• _THE TASK_:
Repeat each record exactly as written, and drop any images.

• _MATERIAL FOR THIS EXERCISE_:
▬▬▬▬▬▬

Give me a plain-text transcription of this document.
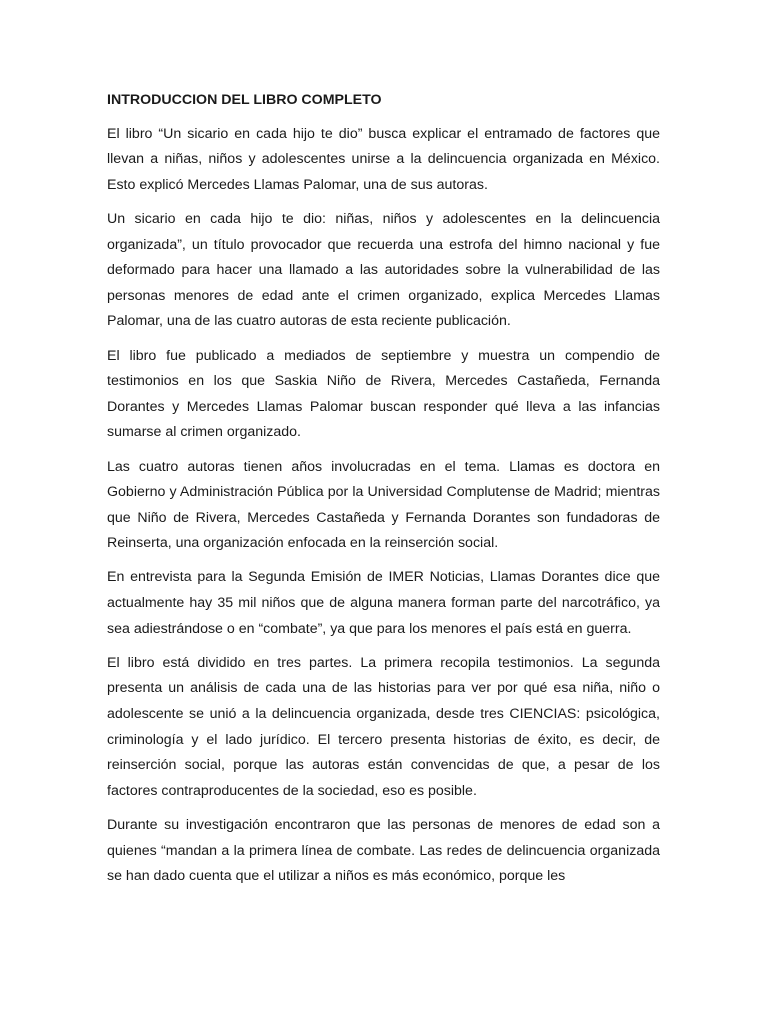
INTRODUCCION DEL LIBRO COMPLETO

El libro “Un sicario en cada hijo te dio” busca explicar el entramado de factores que llevan a niñas, niños y adolescentes unirse a la delincuencia organizada en México. Esto explicó Mercedes Llamas Palomar, una de sus autoras.

Un sicario en cada hijo te dio: niñas, niños y adolescentes en la delincuencia organizada”, un título provocador que recuerda una estrofa del himno nacional y fue deformado para hacer una llamado a las autoridades sobre la vulnerabilidad de las personas menores de edad ante el crimen organizado, explica Mercedes Llamas Palomar, una de las cuatro autoras de esta reciente publicación.

El libro fue publicado a mediados de septiembre y muestra un compendio de testimonios en los que Saskia Niño de Rivera, Mercedes Castañeda, Fernanda Dorantes y Mercedes Llamas Palomar buscan responder qué lleva a las infancias sumarse al crimen organizado.

Las cuatro autoras tienen años involucradas en el tema. Llamas es doctora en Gobierno y Administración Pública por la Universidad Complutense de Madrid; mientras que Niño de Rivera, Mercedes Castañeda y Fernanda Dorantes son fundadoras de Reinserta, una organización enfocada en la reinserción social.

En entrevista para la Segunda Emisión de IMER Noticias, Llamas Dorantes dice que actualmente hay 35 mil niños que de alguna manera forman parte del narcotráfico, ya sea adiestrándose o en “combate”, ya que para los menores el país está en guerra.

El libro está dividido en tres partes. La primera recopila testimonios. La segunda presenta un análisis de cada una de las historias para ver por qué esa niña, niño o adolescente se unió a la delincuencia organizada, desde tres CIENCIAS: psicológica, criminología y el lado jurídico. El tercero presenta historias de éxito, es decir, de reinserción social, porque las autoras están convencidas de que, a pesar de los factores contraproducentes de la sociedad, eso es posible.

Durante su investigación encontraron que las personas de menores de edad son a quienes “mandan a la primera línea de combate. Las redes de delincuencia organizada se han dado cuenta que el utilizar a niños es más económico, porque les
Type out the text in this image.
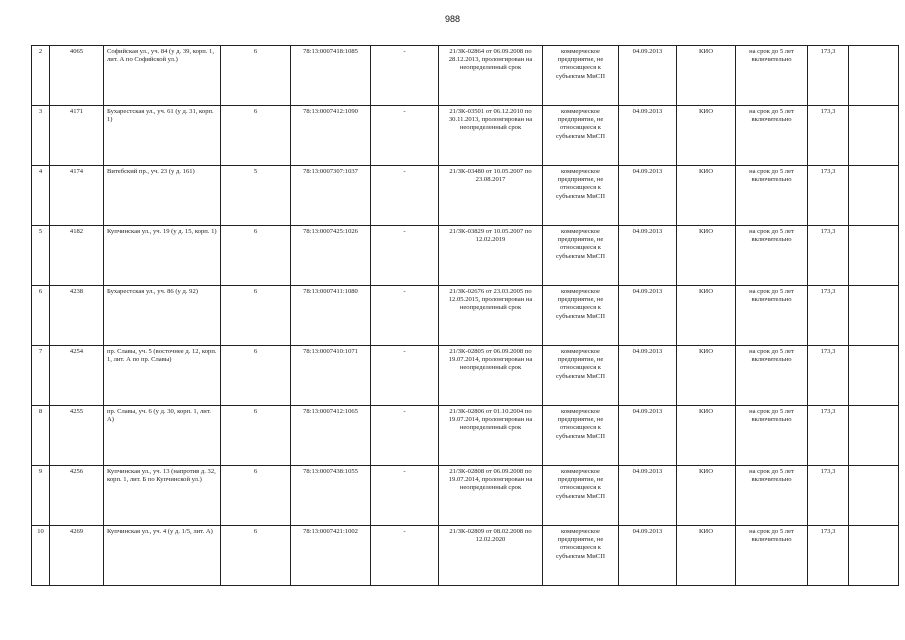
988
2	4065	Софийская ул., уч. 84 (у д. 39, корп. 1, лит. А по Софийской ул.)	6	78:13:0007418:1085	-	21/ЗК-02864 от 06.09.2008 по 28.12.2013, пролонгирован на неопределенный срок	коммерческое предприятие, не относящееся к субъектам МиСП	04.09.2013	КИО	на срок до 5 лет включительно	173,3	
3	4171	Бухарестская ул., уч. 61 (у д. 31, корп. 1)	6	78:13:0007412:1090	-	21/ЗК-03501 от 06.12.2010 по 30.11.2013, пролонгирован на неопределенный срок	коммерческое предприятие, не относящееся к субъектам МиСП	04.09.2013	КИО	на срок до 5 лет включительно	173,3	
4	4174	Витебский пр., уч. 23 (у д. 161)	5	78:13:0007307:1037	-	21/ЗК-03480 от 10.05.2007 по 23.08.2017	коммерческое предприятие, не относящееся к субъектам МиСП	04.09.2013	КИО	на срок до 5 лет включительно	173,3	
5	4182	Купчинская ул., уч. 19 (у д. 15, корп. 1)	6	78:13:0007425:1026	-	21/ЗК-03829 от 10.05.2007 по 12.02.2019	коммерческое предприятие, не относящееся к субъектам МиСП	04.09.2013	КИО	на срок до 5 лет включительно	173,3	
6	4238	Бухарестская ул., уч. 86 (у д. 92)	6	78:13:0007411:1080	-	21/ЗК-02676 от 23.03.2005 по 12.05.2015, пролонгирован на неопределенный срок	коммерческое предприятие, не относящееся к субъектам МиСП	04.09.2013	КИО	на срок до 5 лет включительно	173,3	
7	4254	пр. Славы, уч. 5 (восточнее д. 12, корп. 1, лит. А по пр. Славы)	6	78:13:0007410:1071	-	21/ЗК-02805 от 06.09.2008 по 19.07.2014, пролонгирован на неопределенный срок	коммерческое предприятие, не относящееся к субъектам МиСП	04.09.2013	КИО	на срок до 5 лет включительно	173,3	
8	4255	пр. Славы, уч. 6 (у д. 30, корп. 1, лит. А)	6	78:13:0007412:1065	-	21/ЗК-02806 от 01.10.2004 по 19.07.2014, пролонгирован на неопределенный срок	коммерческое предприятие, не относящееся к субъектам МиСП	04.09.2013	КИО	на срок до 5 лет включительно	173,3	
9	4256	Купчинская ул., уч. 13 (напротив д. 32, корп. 1, лит. Б по Купчинской ул.)	6	78:13:0007438:1055	-	21/ЗК-02808 от 06.09.2008 по 19.07.2014, пролонгирован на неопределенный срок	коммерческое предприятие, не относящееся к субъектам МиСП	04.09.2013	КИО	на срок до 5 лет включительно	173,3	
10	4269	Купчинская ул., уч. 4 (у д. 1/5, лит. А)	6	78:13:0007421:1002	-	21/ЗК-02809 от 08.02.2008 по 12.02.2020	коммерческое предприятие, не относящееся к субъектам МиСП	04.09.2013	КИО	на срок до 5 лет включительно	173,3	
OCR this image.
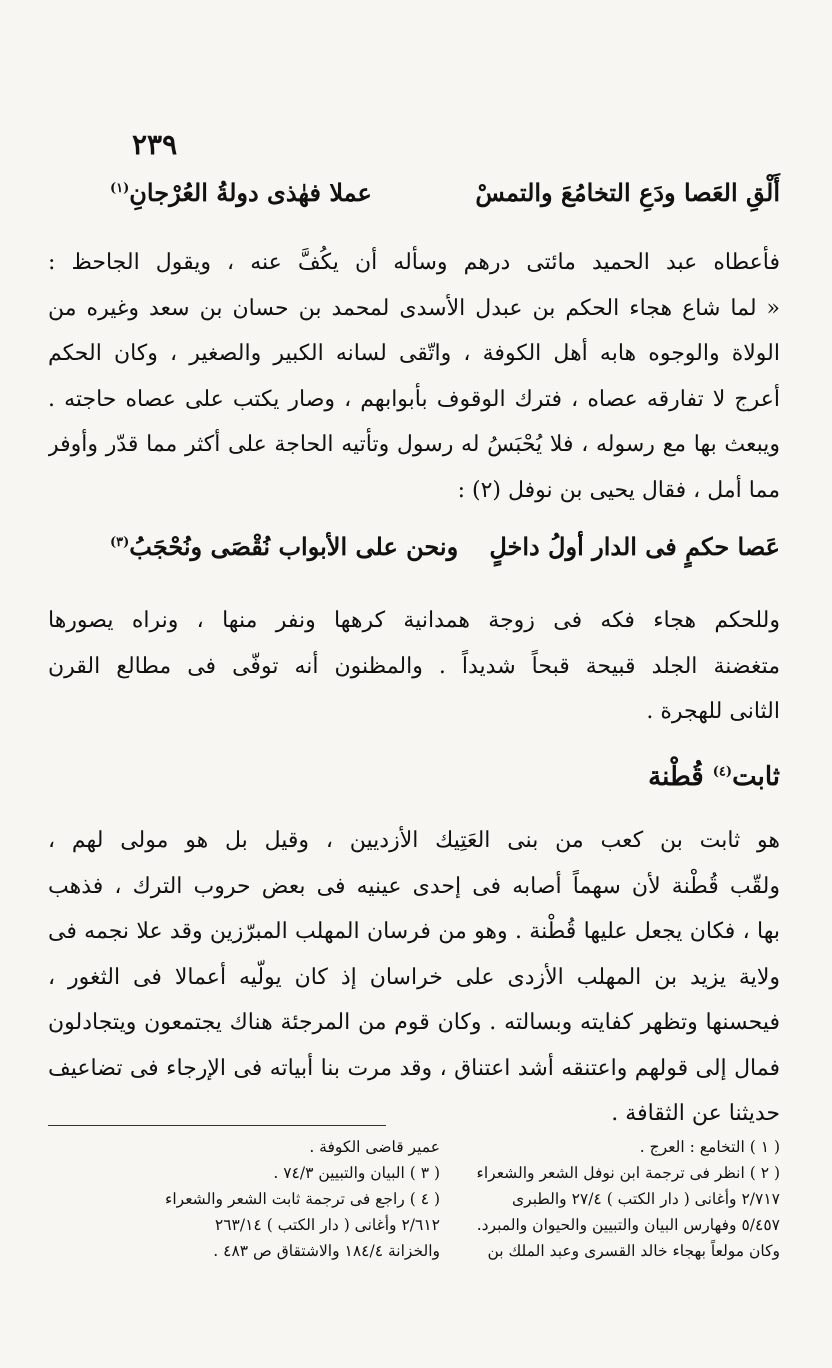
٢٣٩
أَلْقِ العَصا ودَعِ التخامُعَ والتمسْ
عملا فهٰذى دولةُ العُرْجانِ$^{(١)}$
فأعطاه عبد الحميد مائتى درهم وسأله أن يكُفَّ عنه ، ويقول الجاحظ :
« لما شاع هجاء الحكم بن عبدل الأسدى لمحمد بن حسان بن سعد وغيره من
الولاة والوجوه هابه أهل الكوفة ، واتّقى لسانه الكبير والصغير ، وكان الحكم
أعرج لا تفارقه عصاه ، فترك الوقوف بأبوابهم ، وصار يكتب على عصاه حاجته .
ويبعث بها مع رسوله ، فلا يُحْبَسُ له رسول وتأتيه الحاجة على أكثر مما قدّر وأوفر
مما أمل ، فقال يحيى بن نوفل (٢) :
عَصا حكمٍ فى الدار أولُ داخلٍ
ونحن على الأبواب نُقْصَى ونُحْجَبُ$^{(٣)}$
وللحكم هجاء فكه فى زوجة همدانية كرهها ونفر منها ، ونراه يصورها
متغضنة الجلد قبيحة قبحاً شديداً . والمظنون أنه توفّى فى مطالع القرن
الثانى للهجرة .
ثابت$^{(٤)}$ قُطْنة
هو ثابت بن كعب من بنى العَتِيك الأزديين ، وقيل بل هو مولى لهم ،
ولقّب قُطْنة لأن سهماً أصابه فى إحدى عينيه فى بعض حروب الترك ، فذهب
بها ، فكان يجعل عليها قُطْنة . وهو من فرسان المهلب المبرّزين وقد علا نجمه فى
ولاية يزيد بن المهلب الأزدى على خراسان إذ كان يولّيه أعمالا فى الثغور ،
فيحسنها وتظهر كفايته وبسالته . وكان قوم من المرجئة هناك يجتمعون ويتجادلون
فمال إلى قولهم واعتنقه أشد اعتناق ، وقد مرت بنا أبياته فى الإرجاء فى تضاعيف
حديثنا عن الثقافة .
( ١ ) التخامع : العرج .
( ٢ ) انظر فى ترجمة ابن نوفل الشعر والشعراء
٢/٧١٧ وأغانى ( دار الكتب ) ٢٧/٤ والطبرى
٥/٤٥٧ وفهارس البيان والتبيين والحيوان والمبرد.
وكان مولعاً بهجاء خالد القسرى وعبد الملك بن
عمير قاضى الكوفة .
( ٣ ) البيان والتبيين ٧٤/٣ .
( ٤ ) راجع فى ترجمة ثابت الشعر والشعراء
٢/٦١٢ وأغانى ( دار الكتب ) ٢٦٣/١٤
والخزانة ١٨٤/٤ والاشتقاق ص ٤٨٣ .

▬▬▬▬▬▬

• _WRITTEN SOLUTION_:
Give me a plain-text transcription of this document.
INTRODUCCION DEL LIBRO COMPLETO

El libro “Un sicario en cada hijo te dio” busca explicar el entramado de factores que llevan a niñas, niños y adolescentes unirse a la delincuencia organizada en México. Esto explicó Mercedes Llamas Palomar, una de sus autoras.

Un sicario en cada hijo te dio: niñas, niños y adolescentes en la delincuencia organizada”, un título provocador que recuerda una estrofa del himno nacional y fue deformado para hacer una llamado a las autoridades sobre la vulnerabilidad de las personas menores de edad ante el crimen organizado, explica Mercedes Llamas Palomar, una de las cuatro autoras de esta reciente publicación.

El libro fue publicado a mediados de septiembre y muestra un compendio de testimonios en los que Saskia Niño de Rivera, Mercedes Castañeda, Fernanda Dorantes y Mercedes Llamas Palomar buscan responder qué lleva a las infancias sumarse al crimen organizado.

Las cuatro autoras tienen años involucradas en el tema. Llamas es doctora en Gobierno y Administración Pública por la Universidad Complutense de Madrid; mientras que Niño de Rivera, Mercedes Castañeda y Fernanda Dorantes son fundadoras de Reinserta, una organización enfocada en la reinserción social.

En entrevista para la Segunda Emisión de IMER Noticias, Llamas Dorantes dice que actualmente hay 35 mil niños que de alguna manera forman parte del narcotráfico, ya sea adiestrándose o en “combate”, ya que para los menores el país está en guerra.

El libro está dividido en tres partes. La primera recopila testimonios. La segunda presenta un análisis de cada una de las historias para ver por qué esa niña, niño o adolescente se unió a la delincuencia organizada, desde tres CIENCIAS: psicológica, criminología y el lado jurídico. El tercero presenta historias de éxito, es decir, de reinserción social, porque las autoras están convencidas de que, a pesar de los factores contraproducentes de la sociedad, eso es posible.

Durante su investigación encontraron que las personas de menores de edad son a quienes “mandan a la primera línea de combate. Las redes de delincuencia organizada se han dado cuenta que el utilizar a niños es más económico, porque les
Type out the text in this image.
988
2	4065	Софийская ул., уч. 84 (у д. 39, корп. 1, лит. А по Софийской ул.)	6	78:13:0007418:1085	-	21/ЗК-02864 от 06.09.2008 по 28.12.2013, пролонгирован на неопределенный срок	коммерческое предприятие, не относящееся к субъектам МиСП	04.09.2013	КИО	на срок до 5 лет включительно	173,3	
3	4171	Бухарестская ул., уч. 61 (у д. 31, корп. 1)	6	78:13:0007412:1090	-	21/ЗК-03501 от 06.12.2010 по 30.11.2013, пролонгирован на неопределенный срок	коммерческое предприятие, не относящееся к субъектам МиСП	04.09.2013	КИО	на срок до 5 лет включительно	173,3	
4	4174	Витебский пр., уч. 23 (у д. 161)	5	78:13:0007307:1037	-	21/ЗК-03480 от 10.05.2007 по 23.08.2017	коммерческое предприятие, не относящееся к субъектам МиСП	04.09.2013	КИО	на срок до 5 лет включительно	173,3	
5	4182	Купчинская ул., уч. 19 (у д. 15, корп. 1)	6	78:13:0007425:1026	-	21/ЗК-03829 от 10.05.2007 по 12.02.2019	коммерческое предприятие, не относящееся к субъектам МиСП	04.09.2013	КИО	на срок до 5 лет включительно	173,3	
6	4238	Бухарестская ул., уч. 86 (у д. 92)	6	78:13:0007411:1080	-	21/ЗК-02676 от 23.03.2005 по 12.05.2015, пролонгирован на неопределенный срок	коммерческое предприятие, не относящееся к субъектам МиСП	04.09.2013	КИО	на срок до 5 лет включительно	173,3	
7	4254	пр. Славы, уч. 5 (восточнее д. 12, корп. 1, лит. А по пр. Славы)	6	78:13:0007410:1071	-	21/ЗК-02805 от 06.09.2008 по 19.07.2014, пролонгирован на неопределенный срок	коммерческое предприятие, не относящееся к субъектам МиСП	04.09.2013	КИО	на срок до 5 лет включительно	173,3	
8	4255	пр. Славы, уч. 6 (у д. 30, корп. 1, лит. А)	6	78:13:0007412:1065	-	21/ЗК-02806 от 01.10.2004 по 19.07.2014, пролонгирован на неопределенный срок	коммерческое предприятие, не относящееся к субъектам МиСП	04.09.2013	КИО	на срок до 5 лет включительно	173,3	
9	4256	Купчинская ул., уч. 13 (напротив д. 32, корп. 1, лит. Б по Купчинской ул.)	6	78:13:0007438:1055	-	21/ЗК-02808 от 06.09.2008 по 19.07.2014, пролонгирован на неопределенный срок	коммерческое предприятие, не относящееся к субъектам МиСП	04.09.2013	КИО	на срок до 5 лет включительно	173,3	
10	4269	Купчинская ул., уч. 4 (у д. 1/5, лит. А)	6	78:13:0007421:1002	-	21/ЗК-02809 от 08.02.2008 по 12.02.2020	коммерческое предприятие, не относящееся к субъектам МиСП	04.09.2013	КИО	на срок до 5 лет включительно	173,3	
OCR this image.
٢٣٩
أَلْقِ العَصا ودَعِ التخامُعَ والتمسْ
عملا فهٰذى دولةُ العُرْجانِ$^{(١)}$
فأعطاه عبد الحميد مائتى درهم وسأله أن يكُفَّ عنه ، ويقول الجاحظ :
« لما شاع هجاء الحكم بن عبدل الأسدى لمحمد بن حسان بن سعد وغيره من
الولاة والوجوه هابه أهل الكوفة ، واتّقى لسانه الكبير والصغير ، وكان الحكم
أعرج لا تفارقه عصاه ، فترك الوقوف بأبوابهم ، وصار يكتب على عصاه حاجته .
ويبعث بها مع رسوله ، فلا يُحْبَسُ له رسول وتأتيه الحاجة على أكثر مما قدّر وأوفر
مما أمل ، فقال يحيى بن نوفل (٢) :
عَصا حكمٍ فى الدار أولُ داخلٍ
ونحن على الأبواب نُقْصَى ونُحْجَبُ$^{(٣)}$
وللحكم هجاء فكه فى زوجة همدانية كرهها ونفر منها ، ونراه يصورها
متغضنة الجلد قبيحة قبحاً شديداً . والمظنون أنه توفّى فى مطالع القرن
الثانى للهجرة .
ثابت$^{(٤)}$ قُطْنة
هو ثابت بن كعب من بنى العَتِيك الأزديين ، وقيل بل هو مولى لهم ،
ولقّب قُطْنة لأن سهماً أصابه فى إحدى عينيه فى بعض حروب الترك ، فذهب
بها ، فكان يجعل عليها قُطْنة . وهو من فرسان المهلب المبرّزين وقد علا نجمه فى
ولاية يزيد بن المهلب الأزدى على خراسان إذ كان يولّيه أعمالا فى الثغور ،
فيحسنها وتظهر كفايته وبسالته . وكان قوم من المرجئة هناك يجتمعون ويتجادلون
فمال إلى قولهم واعتنقه أشد اعتناق ، وقد مرت بنا أبياته فى الإرجاء فى تضاعيف
حديثنا عن الثقافة .
( ١ ) التخامع : العرج .
( ٢ ) انظر فى ترجمة ابن نوفل الشعر والشعراء
٢/٧١٧ وأغانى ( دار الكتب ) ٢٧/٤ والطبرى
٥/٤٥٧ وفهارس البيان والتبيين والحيوان والمبرد.
وكان مولعاً بهجاء خالد القسرى وعبد الملك بن
عمير قاضى الكوفة .
( ٣ ) البيان والتبيين ٧٤/٣ .
( ٤ ) راجع فى ترجمة ثابت الشعر والشعراء
٢/٦١٢ وأغانى ( دار الكتب ) ٢٦٣/١٤
والخزانة ١٨٤/٤ والاشتقاق ص ٤٨٣ .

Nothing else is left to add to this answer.